Data supplied:
________________________________________

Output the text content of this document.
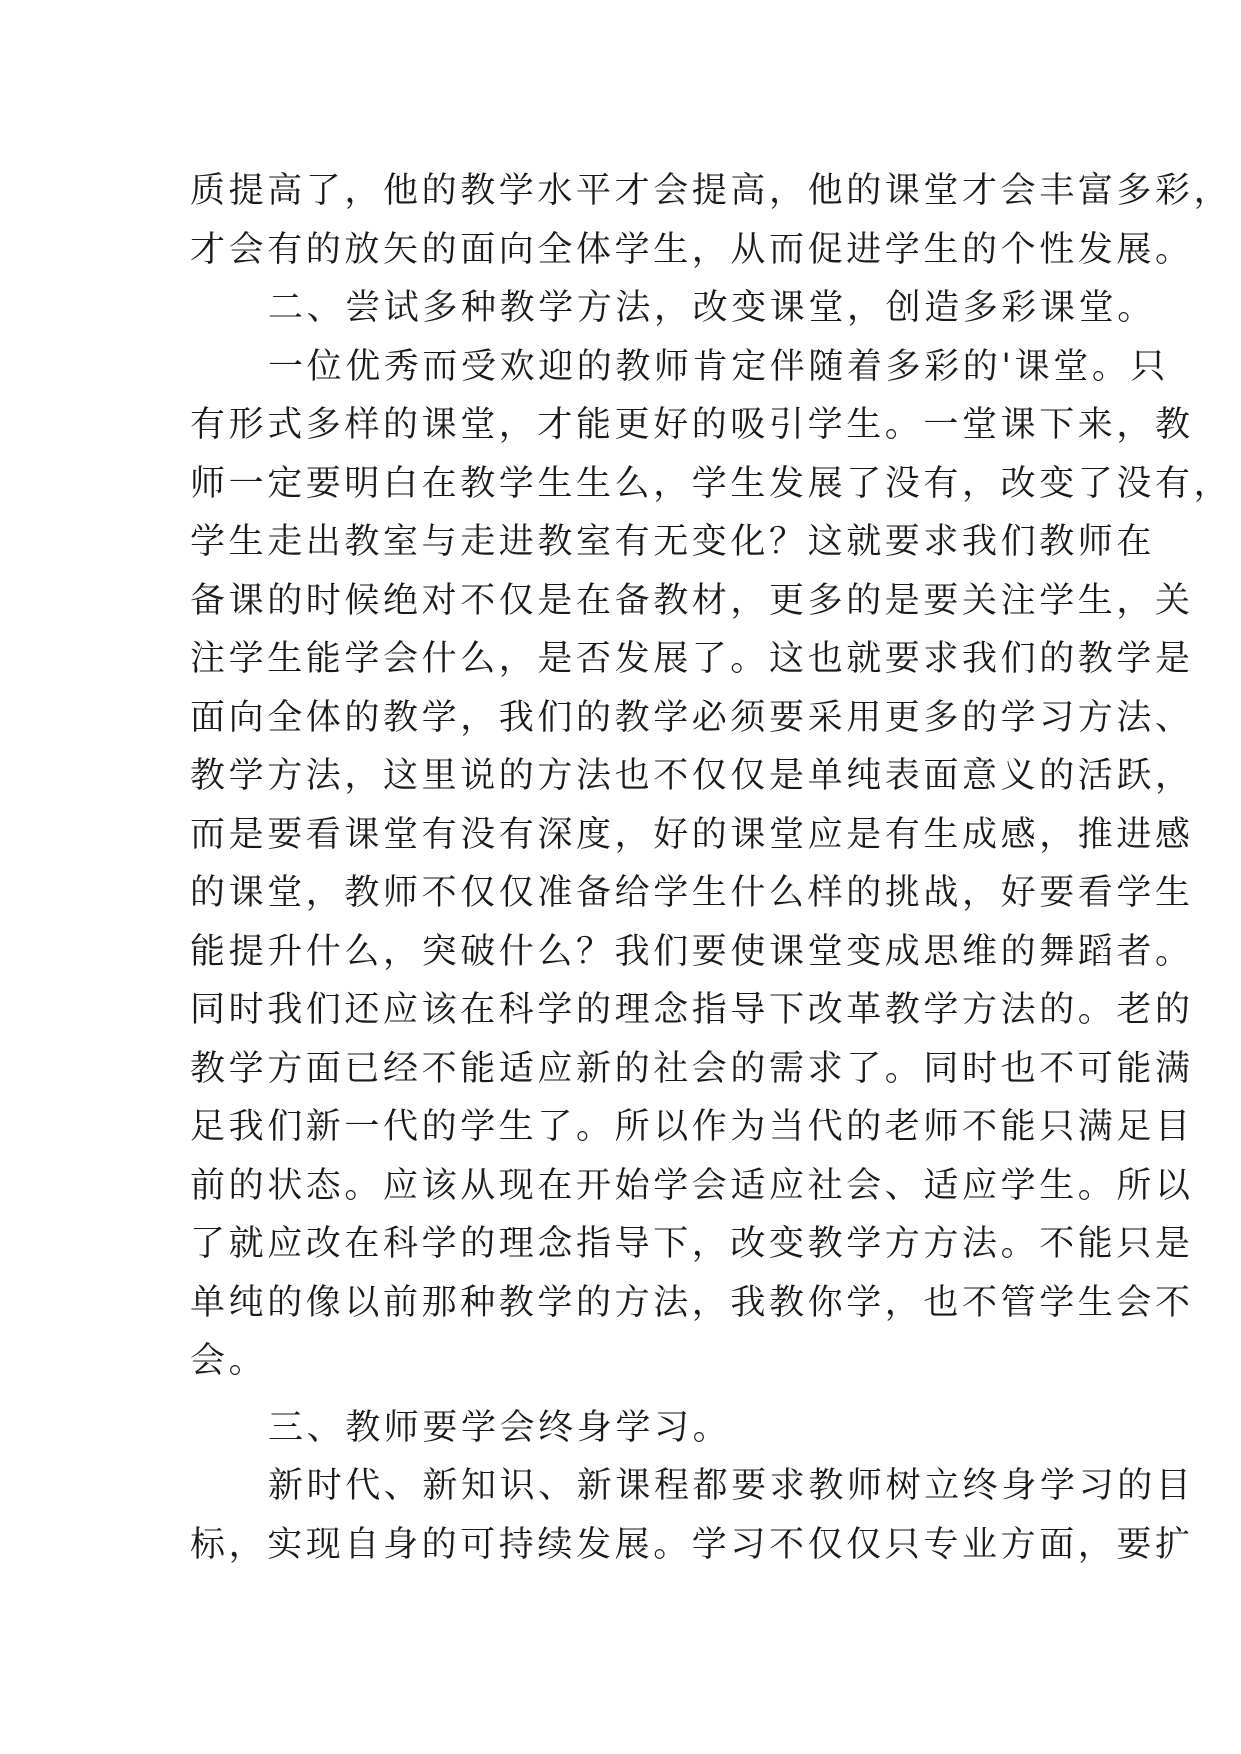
质提高了，他的教学水平才会提高，他的课堂才会丰富多彩，
才会有的放矢的面向全体学生，从而促进学生的个性发展。
二、尝试多种教学方法，改变课堂，创造多彩课堂。
一位优秀而受欢迎的教师肯定伴随着多彩的'课堂。只
有形式多样的课堂，才能更好的吸引学生。一堂课下来，教
师一定要明白在教学生生么，学生发展了没有，改变了没有，
学生走出教室与走进教室有无变化？这就要求我们教师在
备课的时候绝对不仅是在备教材，更多的是要关注学生，关
注学生能学会什么，是否发展了。这也就要求我们的教学是
面向全体的教学，我们的教学必须要采用更多的学习方法、
教学方法，这里说的方法也不仅仅是单纯表面意义的活跃，
而是要看课堂有没有深度，好的课堂应是有生成感，推进感
的课堂，教师不仅仅准备给学生什么样的挑战，好要看学生
能提升什么，突破什么？我们要使课堂变成思维的舞蹈者。
同时我们还应该在科学的理念指导下改革教学方法的。老的
教学方面已经不能适应新的社会的需求了。同时也不可能满
足我们新一代的学生了。所以作为当代的老师不能只满足目
前的状态。应该从现在开始学会适应社会、适应学生。所以
了就应改在科学的理念指导下，改变教学方方法。不能只是
单纯的像以前那种教学的方法，我教你学，也不管学生会不
会。
三、教师要学会终身学习。
新时代、新知识、新课程都要求教师树立终身学习的目
标，实现自身的可持续发展。学习不仅仅只专业方面，要扩
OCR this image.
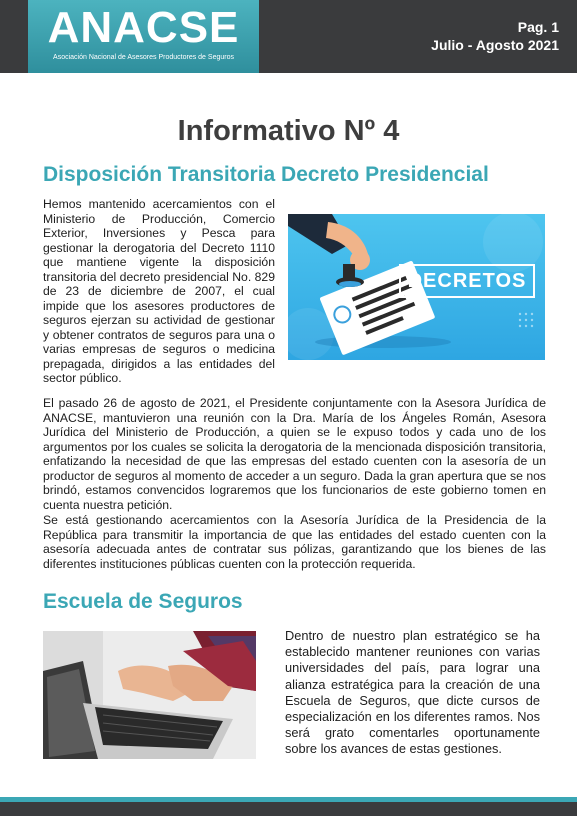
ANACSE
Asociación Nacional de Asesores Productores de Seguros
Pag. 1
Julio - Agosto 2021
Informativo Nº 4
Disposición Transitoria Decreto Presidencial
Hemos mantenido acercamientos con el Ministerio de Producción, Comercio Exterior, Inversiones y Pesca para gestionar la derogatoria del Decreto 1110 que mantiene vigente la disposición transitoria del decreto presidencial No. 829 de 23 de diciembre de 2007, el cual impide que los asesores productores de seguros ejerzan su actividad de gestionar y obtener contratos de seguros para una o varias empresas de seguros o medicina prepagada, dirigidos a las entidades del sector público.
DECRETOS
El pasado 26 de agosto de 2021, el Presidente conjuntamente con la Asesora Jurídica de ANACSE, mantuvieron una reunión con la Dra. María de los Ángeles Román, Asesora Jurídica del Ministerio de Producción, a quien se le expuso todos y cada uno de los argumentos por los cuales se solicita la derogatoria de la mencionada disposición transitoria, enfatizando la necesidad de que las empresas del estado cuenten con la asesoría de un productor de seguros al momento de acceder a un seguro. Dada la gran apertura que se nos brindó, estamos convencidos lograremos que los funcionarios de este gobierno tomen en cuenta nuestra petición.
Se está gestionando acercamientos con la Asesoría Jurídica de la Presidencia de la República para transmitir la importancia de que las entidades del estado cuenten con la asesoría adecuada antes de contratar sus pólizas, garantizando que los bienes de las diferentes instituciones públicas cuenten con la protección requerida.
Escuela de Seguros
Dentro de nuestro plan estratégico se ha establecido mantener reuniones con varias universidades del país, para lograr una alianza estratégica para la creación de una Escuela de Seguros, que dicte cursos de especialización en los diferentes ramos. Nos será grato comentarles oportunamente sobre los avances de estas gestiones.
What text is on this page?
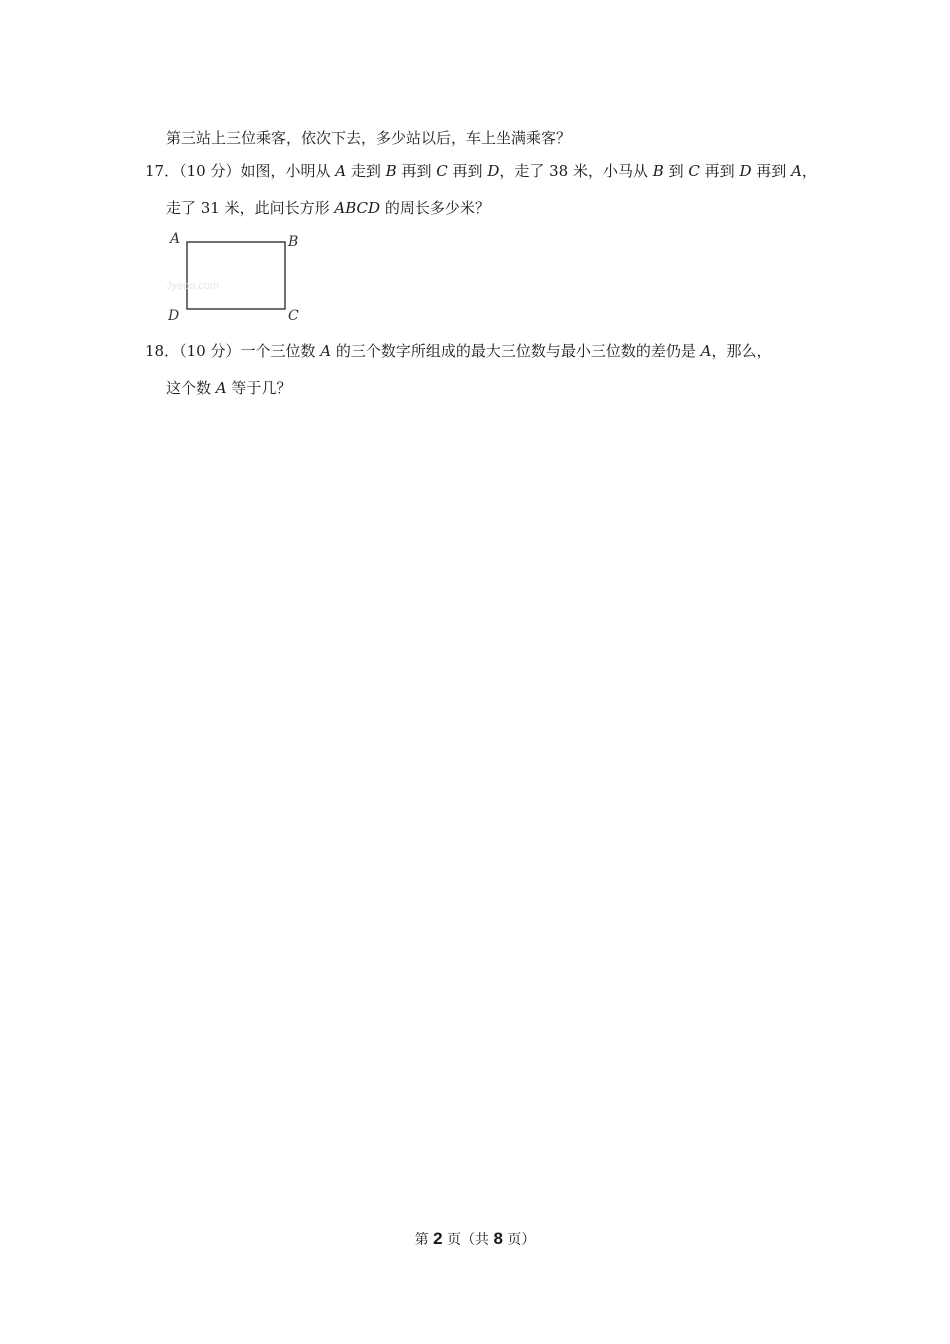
第三站上三位乘客，依次下去，多少站以后，车上坐满乘客？
17．（10 分）如图，小明从 A 走到 B 再到 C 再到 D，走了 38 米，小马从 B 到 C 再到 D 再到 A，
走了 31 米，此问长方形 ABCD 的周长多少米？
Jyeoo.com
A	B
C
D
18．（10 分）一个三位数 A 的三个数字所组成的最大三位数与最小三位数的差仍是 A，那么，
这个数 A 等于几？
第 2 页（共 8 页）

________________________________________

Problem: Where a line above contains the word "Escuela", copy that line.

Complete answer:
Escuela de Seguros
Dentro de nuestro plan estratégico se ha establecido mantener reuniones con varias universidades del país, para lograr una alianza estratégica para la creación de una Escuela de Seguros, que dicte cursos de especialización en los diferentes ramos. Nos será grato comentarles oportunamente sobre los avances de estas gestiones.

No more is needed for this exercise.